Exercise instructions:
For this exercise, copy out each line of the material below that includes "كتاب".

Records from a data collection
★ ★ ★ ★

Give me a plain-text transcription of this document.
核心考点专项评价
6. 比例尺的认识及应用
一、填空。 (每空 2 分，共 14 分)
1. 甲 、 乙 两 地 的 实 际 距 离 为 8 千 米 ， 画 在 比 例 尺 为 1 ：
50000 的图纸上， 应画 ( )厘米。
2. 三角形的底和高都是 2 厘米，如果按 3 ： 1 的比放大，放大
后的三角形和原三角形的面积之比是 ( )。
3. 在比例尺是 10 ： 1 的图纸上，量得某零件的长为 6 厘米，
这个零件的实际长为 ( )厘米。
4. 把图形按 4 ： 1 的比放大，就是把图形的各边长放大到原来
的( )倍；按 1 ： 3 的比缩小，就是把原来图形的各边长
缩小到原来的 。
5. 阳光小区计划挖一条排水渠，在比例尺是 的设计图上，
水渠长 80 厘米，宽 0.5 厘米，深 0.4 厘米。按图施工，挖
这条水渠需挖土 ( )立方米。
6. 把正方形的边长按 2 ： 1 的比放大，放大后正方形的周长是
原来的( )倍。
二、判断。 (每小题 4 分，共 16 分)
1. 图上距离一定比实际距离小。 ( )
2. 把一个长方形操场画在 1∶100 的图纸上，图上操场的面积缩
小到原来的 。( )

★ ★ ★ ★

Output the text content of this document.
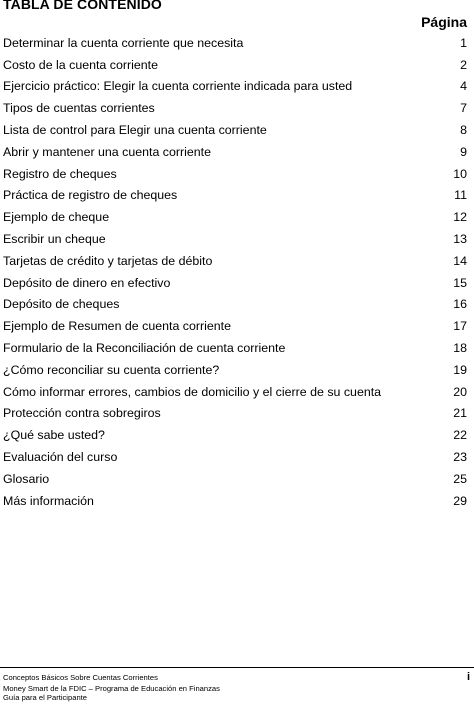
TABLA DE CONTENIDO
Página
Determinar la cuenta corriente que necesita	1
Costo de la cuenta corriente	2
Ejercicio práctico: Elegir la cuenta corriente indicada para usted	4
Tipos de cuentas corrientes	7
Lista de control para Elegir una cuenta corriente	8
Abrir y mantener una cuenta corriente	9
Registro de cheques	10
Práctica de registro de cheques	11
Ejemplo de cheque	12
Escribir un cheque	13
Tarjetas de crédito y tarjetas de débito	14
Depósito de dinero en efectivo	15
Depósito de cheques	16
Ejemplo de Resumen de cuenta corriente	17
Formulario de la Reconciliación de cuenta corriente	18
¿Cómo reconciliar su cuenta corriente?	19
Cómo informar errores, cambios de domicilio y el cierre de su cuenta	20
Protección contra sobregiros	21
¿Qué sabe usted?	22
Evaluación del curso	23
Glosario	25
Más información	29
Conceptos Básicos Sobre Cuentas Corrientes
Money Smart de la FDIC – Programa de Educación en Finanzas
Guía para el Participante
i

★ ★ ★ ★

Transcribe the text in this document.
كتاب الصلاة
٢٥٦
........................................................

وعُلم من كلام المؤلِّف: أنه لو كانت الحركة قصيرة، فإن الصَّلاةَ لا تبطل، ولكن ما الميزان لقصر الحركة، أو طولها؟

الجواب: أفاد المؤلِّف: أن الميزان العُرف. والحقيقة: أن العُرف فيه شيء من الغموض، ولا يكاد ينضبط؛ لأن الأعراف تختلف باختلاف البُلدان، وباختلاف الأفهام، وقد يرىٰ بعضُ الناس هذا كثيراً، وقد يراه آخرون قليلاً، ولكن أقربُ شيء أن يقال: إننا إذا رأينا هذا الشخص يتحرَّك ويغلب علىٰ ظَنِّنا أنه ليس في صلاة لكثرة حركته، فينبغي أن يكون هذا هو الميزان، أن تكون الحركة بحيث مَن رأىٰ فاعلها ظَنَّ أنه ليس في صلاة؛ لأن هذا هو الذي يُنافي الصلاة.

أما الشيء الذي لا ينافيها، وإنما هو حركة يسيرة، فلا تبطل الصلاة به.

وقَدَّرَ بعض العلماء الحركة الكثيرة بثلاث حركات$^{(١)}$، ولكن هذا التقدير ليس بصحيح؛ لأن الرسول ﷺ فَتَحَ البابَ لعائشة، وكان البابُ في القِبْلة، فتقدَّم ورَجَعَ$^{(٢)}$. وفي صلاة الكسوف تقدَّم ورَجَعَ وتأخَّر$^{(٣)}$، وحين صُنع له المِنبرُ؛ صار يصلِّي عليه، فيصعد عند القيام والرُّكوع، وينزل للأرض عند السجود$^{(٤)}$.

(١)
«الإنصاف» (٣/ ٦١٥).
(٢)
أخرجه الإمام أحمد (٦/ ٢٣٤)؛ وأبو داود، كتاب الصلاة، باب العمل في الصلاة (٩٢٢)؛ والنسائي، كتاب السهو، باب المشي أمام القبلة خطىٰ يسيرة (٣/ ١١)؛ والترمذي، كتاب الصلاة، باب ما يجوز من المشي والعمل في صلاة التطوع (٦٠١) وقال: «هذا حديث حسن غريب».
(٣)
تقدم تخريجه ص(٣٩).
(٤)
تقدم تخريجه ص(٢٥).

★ ★ ★ ★

Answer to the task:
كتاب الصلاة
أخرجه الإمام أحمد (٦/ ٢٣٤)؛ وأبو داود، كتاب الصلاة، باب العمل في الصلاة (٩٢٢)؛ والنسائي، كتاب السهو، باب المشي أمام القبلة خطىٰ يسيرة (٣/ ١١)؛ والترمذي، كتاب الصلاة، باب ما يجوز من المشي والعمل في صلاة التطوع (٦٠١) وقال: «هذا حديث حسن غريب».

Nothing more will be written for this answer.